07 August, 2012

Running for 2012

I started my own company in January, which means I'll be very busy (at least for a while). I'm only doing the Venice marathon this year and it's more of a way to get a nice break with my wife.
Of course I'm still very serious about running and do at least 50-60 km per week, but preparing and planning for an event seems like way too much work at this stage.

12 June, 2011

2011 marathons

My plan is to run 4 full marathons in 2011. I already did Connemara in April (4:01h) and have finally decided on the other 3:
1. The Galway City Marathon on 28th August (Update: cancelled)
2. The Dublin Marathon on 31st October (Update: finished in 3:52h)
3. The Clonakilty Waterfront Marathon on 10th December (Update: finished in 4:10h, it was really cold and hilly!)

08 June, 2011

The Last Lecture

What better topic for my first "daily note" than "The Last Lecture" of Prof. Randy Pausch? I happened to watch it for 3rd or 4th time this Saturday and it's still one of the most inspiring talks you could find online.

It's not so much about what he says. Most of it has been said before.
But the fact that he is a dying man with nothing to gain, makes it all sound so real and honest that it hurts.

And it's totally amazing how you finish watching a little sad, but also smiling and full of energy and love for life. And even if you cried (I guess most people do) you've also laughed a lot. A cocktail of feelings that will stick in your brain for days.

08 April, 2011


I'm running in the 2011 Connemara marathon this Sunday (10th April).
It's supposed to be the most scenic but also the hardest in Ireland. And I'm also running in Vibram FiveFingers so should be fun :)

Vibram FiveFingers

01 August, 2010

Treaps in Erlang

After a few months break I'm back to working on a project written mainly in Erlang and I'll be posting the most interesting pieces online to a small open-source project at Google Code, ErlAZ - Erlang A to Z.
The first module I'm uploading is an implementation of the Treap data structure.

What is a Treap?
It's a binary search tree where each node, in addition to its key and value, contains a number, called priority, assigned to it at insertion time.

### RECORDS SHOWN
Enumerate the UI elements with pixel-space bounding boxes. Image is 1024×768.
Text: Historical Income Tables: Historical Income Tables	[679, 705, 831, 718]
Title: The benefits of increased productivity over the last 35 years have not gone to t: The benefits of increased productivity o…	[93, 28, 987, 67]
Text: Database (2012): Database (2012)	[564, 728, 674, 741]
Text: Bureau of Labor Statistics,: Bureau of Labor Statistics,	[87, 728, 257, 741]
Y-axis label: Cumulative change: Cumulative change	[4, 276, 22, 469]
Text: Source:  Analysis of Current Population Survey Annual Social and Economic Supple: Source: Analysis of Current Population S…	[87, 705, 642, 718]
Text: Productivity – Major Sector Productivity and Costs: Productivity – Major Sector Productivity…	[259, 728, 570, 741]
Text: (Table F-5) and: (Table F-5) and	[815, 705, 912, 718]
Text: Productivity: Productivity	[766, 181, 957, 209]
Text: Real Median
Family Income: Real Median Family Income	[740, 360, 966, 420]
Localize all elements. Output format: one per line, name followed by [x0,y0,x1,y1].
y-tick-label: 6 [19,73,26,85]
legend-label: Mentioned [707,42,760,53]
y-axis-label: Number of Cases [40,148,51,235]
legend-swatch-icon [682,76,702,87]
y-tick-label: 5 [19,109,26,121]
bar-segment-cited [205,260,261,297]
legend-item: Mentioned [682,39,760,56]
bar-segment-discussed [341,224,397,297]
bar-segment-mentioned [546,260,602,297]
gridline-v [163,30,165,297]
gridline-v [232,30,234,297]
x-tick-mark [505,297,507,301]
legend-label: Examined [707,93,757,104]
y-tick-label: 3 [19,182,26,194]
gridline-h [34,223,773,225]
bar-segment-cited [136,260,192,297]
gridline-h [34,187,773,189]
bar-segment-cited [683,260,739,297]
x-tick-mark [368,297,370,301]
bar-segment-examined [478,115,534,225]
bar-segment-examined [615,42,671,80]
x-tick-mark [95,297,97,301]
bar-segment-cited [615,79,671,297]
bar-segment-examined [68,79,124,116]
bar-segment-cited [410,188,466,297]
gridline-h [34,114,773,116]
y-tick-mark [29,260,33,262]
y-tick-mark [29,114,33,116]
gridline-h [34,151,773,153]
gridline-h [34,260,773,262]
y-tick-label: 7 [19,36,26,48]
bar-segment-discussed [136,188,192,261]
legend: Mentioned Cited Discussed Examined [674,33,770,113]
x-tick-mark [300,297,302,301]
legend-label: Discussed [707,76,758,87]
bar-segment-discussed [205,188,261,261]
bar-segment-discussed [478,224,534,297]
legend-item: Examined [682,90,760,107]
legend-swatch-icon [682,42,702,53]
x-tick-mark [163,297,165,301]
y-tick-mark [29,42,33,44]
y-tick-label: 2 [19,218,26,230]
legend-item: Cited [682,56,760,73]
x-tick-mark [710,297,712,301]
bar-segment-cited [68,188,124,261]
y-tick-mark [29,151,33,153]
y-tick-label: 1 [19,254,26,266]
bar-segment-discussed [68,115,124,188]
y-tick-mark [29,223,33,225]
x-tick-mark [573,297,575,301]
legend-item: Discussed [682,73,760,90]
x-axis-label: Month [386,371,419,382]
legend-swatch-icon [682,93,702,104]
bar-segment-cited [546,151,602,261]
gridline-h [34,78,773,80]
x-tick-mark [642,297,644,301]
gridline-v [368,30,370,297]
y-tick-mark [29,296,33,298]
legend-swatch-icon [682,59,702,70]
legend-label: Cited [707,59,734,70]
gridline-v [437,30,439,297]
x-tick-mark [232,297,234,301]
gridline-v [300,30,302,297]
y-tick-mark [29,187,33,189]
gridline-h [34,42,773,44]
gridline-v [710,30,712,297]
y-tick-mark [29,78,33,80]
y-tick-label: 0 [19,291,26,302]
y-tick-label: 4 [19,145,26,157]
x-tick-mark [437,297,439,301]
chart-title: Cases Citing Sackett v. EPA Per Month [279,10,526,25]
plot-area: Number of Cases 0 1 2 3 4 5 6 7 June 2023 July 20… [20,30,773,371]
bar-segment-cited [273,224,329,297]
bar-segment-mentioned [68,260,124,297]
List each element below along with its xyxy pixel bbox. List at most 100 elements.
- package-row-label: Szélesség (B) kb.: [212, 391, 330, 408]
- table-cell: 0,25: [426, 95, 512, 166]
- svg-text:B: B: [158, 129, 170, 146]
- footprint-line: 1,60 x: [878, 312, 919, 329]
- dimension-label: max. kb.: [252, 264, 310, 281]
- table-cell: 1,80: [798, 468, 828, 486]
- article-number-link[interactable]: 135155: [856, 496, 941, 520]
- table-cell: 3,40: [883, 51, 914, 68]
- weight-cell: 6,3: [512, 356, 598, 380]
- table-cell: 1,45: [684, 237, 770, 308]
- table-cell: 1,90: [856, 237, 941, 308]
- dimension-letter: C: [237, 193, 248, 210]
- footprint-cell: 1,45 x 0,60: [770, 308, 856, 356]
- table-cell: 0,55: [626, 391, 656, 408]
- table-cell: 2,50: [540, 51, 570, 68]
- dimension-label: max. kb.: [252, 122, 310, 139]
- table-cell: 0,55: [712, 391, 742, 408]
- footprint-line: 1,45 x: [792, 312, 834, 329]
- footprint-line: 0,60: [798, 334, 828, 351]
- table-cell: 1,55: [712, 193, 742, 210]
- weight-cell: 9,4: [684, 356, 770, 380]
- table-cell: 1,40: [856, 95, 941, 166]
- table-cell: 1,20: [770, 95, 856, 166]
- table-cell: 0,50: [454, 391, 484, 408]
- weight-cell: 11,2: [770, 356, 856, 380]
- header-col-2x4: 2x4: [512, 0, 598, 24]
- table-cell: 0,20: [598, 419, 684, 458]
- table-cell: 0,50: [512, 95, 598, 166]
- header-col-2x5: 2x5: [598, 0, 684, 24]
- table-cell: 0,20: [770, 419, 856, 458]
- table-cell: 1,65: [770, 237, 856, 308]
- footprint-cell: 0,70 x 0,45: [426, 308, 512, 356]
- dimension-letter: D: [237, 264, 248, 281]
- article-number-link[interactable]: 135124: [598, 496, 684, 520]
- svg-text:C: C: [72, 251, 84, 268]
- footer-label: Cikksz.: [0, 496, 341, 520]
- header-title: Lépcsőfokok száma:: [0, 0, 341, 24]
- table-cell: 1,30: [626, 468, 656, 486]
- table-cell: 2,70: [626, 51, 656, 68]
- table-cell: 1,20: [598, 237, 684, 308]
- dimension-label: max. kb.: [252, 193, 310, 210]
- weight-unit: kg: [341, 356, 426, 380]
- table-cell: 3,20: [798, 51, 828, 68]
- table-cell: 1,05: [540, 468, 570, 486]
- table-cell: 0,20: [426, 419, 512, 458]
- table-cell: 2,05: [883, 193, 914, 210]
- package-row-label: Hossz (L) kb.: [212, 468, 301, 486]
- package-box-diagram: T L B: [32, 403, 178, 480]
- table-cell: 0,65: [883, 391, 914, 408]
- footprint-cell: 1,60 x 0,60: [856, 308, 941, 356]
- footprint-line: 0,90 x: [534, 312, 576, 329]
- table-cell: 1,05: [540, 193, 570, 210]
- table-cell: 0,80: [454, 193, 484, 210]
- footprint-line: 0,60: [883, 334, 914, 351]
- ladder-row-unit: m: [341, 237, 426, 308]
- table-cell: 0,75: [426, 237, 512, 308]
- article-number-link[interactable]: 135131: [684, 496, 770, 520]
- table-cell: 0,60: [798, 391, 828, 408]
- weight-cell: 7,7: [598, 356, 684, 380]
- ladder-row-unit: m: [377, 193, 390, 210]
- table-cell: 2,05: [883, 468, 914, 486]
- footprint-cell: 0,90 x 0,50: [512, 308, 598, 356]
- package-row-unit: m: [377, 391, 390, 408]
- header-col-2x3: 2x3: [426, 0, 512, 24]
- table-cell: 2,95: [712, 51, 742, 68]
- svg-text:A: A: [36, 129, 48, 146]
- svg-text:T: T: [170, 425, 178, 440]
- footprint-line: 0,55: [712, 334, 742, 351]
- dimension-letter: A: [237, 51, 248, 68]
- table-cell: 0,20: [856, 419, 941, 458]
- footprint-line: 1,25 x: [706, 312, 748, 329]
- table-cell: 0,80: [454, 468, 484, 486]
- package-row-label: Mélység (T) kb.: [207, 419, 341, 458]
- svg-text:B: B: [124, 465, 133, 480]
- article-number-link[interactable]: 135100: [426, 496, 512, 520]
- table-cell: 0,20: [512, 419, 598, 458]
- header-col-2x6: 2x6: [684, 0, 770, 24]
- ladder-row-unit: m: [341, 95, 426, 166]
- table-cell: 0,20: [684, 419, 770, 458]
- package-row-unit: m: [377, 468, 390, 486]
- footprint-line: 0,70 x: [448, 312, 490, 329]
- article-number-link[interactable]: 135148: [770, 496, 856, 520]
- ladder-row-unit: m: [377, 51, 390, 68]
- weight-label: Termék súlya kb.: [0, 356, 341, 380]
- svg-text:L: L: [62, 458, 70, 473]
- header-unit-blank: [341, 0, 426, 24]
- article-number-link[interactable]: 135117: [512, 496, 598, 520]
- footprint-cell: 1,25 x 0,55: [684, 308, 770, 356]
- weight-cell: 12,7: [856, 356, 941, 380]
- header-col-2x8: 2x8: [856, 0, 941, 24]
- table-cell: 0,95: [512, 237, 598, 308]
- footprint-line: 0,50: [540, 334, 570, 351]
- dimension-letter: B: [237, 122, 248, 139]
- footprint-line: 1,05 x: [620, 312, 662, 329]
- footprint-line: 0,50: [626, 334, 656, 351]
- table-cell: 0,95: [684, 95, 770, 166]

### YOUR GOAL
Retype the part of the blog starting at "08 June, 2011" and ending at "could find online.". Work from the blog alone and disregard the entries.

### RESPONSE FOR THIS EXERCISE
08 June, 2011

The Last Lecture

What better topic for my first "daily note" than "The Last Lecture" of Prof. Randy Pausch? I happened to watch it for 3rd or 4th time this Saturday and it's still one of the most inspiring talks you could find online.